Written exercise: Write out the listing below in full and exactly, leaving out every picture.

Excerpted records:
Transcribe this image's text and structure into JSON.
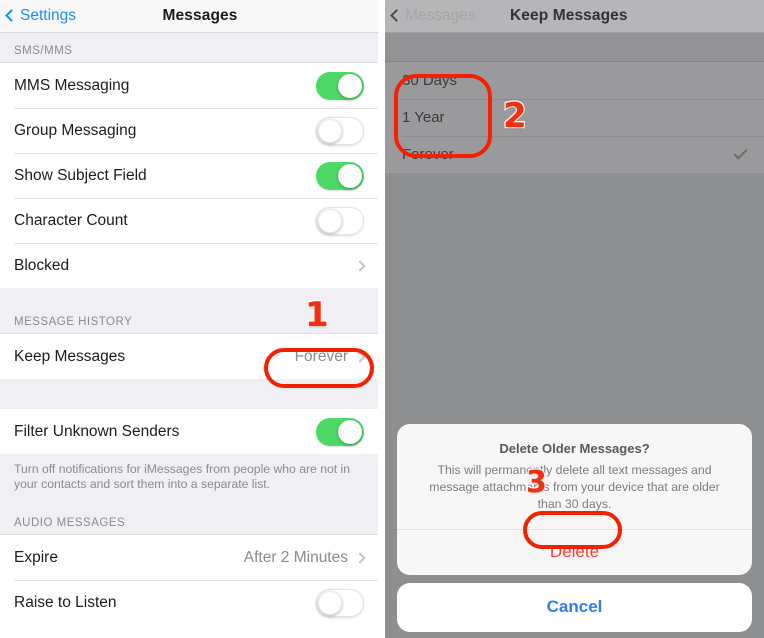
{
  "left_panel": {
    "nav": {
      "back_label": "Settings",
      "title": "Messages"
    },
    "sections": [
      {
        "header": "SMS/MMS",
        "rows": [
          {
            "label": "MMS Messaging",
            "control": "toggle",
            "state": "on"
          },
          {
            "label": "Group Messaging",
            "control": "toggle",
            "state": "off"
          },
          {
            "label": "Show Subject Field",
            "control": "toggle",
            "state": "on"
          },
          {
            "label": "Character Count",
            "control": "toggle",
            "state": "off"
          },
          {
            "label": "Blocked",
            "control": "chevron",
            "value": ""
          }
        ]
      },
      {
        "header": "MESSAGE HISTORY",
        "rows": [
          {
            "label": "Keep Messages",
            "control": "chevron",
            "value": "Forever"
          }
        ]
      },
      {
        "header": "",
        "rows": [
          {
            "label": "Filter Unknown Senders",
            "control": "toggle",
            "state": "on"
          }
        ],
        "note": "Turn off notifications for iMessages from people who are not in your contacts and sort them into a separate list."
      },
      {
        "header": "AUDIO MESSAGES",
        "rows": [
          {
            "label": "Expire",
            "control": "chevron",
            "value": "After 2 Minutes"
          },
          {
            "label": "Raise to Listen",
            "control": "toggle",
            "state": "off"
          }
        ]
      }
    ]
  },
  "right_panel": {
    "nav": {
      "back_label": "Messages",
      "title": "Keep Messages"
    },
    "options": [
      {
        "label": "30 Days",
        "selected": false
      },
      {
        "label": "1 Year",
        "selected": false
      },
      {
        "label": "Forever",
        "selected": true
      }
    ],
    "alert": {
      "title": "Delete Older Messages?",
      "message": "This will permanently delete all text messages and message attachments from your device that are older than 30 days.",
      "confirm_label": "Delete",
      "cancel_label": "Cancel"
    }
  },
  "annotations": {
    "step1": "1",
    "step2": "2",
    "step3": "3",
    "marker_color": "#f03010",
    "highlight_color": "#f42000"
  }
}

Full response:
Transcribe this image's text and structure into JSON.
{
  "left_panel": {
    "nav": {
      "back_label": "Settings",
      "title": "Messages"
    },
    "sections": [
      {
        "header": "SMS/MMS",
        "rows": [
          {
            "label": "MMS Messaging",
            "control": "toggle",
            "state": "on"
          },
          {
            "label": "Group Messaging",
            "control": "toggle",
            "state": "off"
          },
          {
            "label": "Show Subject Field",
            "control": "toggle",
            "state": "on"
          },
          {
            "label": "Character Count",
            "control": "toggle",
            "state": "off"
          },
          {
            "label": "Blocked",
            "control": "chevron",
            "value": ""
          }
        ]
      },
      {
        "header": "MESSAGE HISTORY",
        "rows": [
          {
            "label": "Keep Messages",
            "control": "chevron",
            "value": "Forever"
          }
        ]
      },
      {
        "header": "",
        "rows": [
          {
            "label": "Filter Unknown Senders",
            "control": "toggle",
            "state": "on"
          }
        ],
        "note": "Turn off notifications for iMessages from people who are not in your contacts and sort them into a separate list."
      },
      {
        "header": "AUDIO MESSAGES",
        "rows": [
          {
            "label": "Expire",
            "control": "chevron",
            "value": "After 2 Minutes"
          },
          {
            "label": "Raise to Listen",
            "control": "toggle",
            "state": "off"
          }
        ]
      }
    ]
  },
  "right_panel": {
    "nav": {
      "back_label": "Messages",
      "title": "Keep Messages"
    },
    "options": [
      {
        "label": "30 Days",
        "selected": false
      },
      {
        "label": "1 Year",
        "selected": false
      },
      {
        "label": "Forever",
        "selected": true
      }
    ],
    "alert": {
      "title": "Delete Older Messages?",
      "message": "This will permanently delete all text messages and message attachments from your device that are older than 30 days.",
      "confirm_label": "Delete",
      "cancel_label": "Cancel"
    }
  },
  "annotations": {
    "step1": "1",
    "step2": "2",
    "step3": "3",
    "marker_color": "#f03010",
    "highlight_color": "#f42000"
  }
}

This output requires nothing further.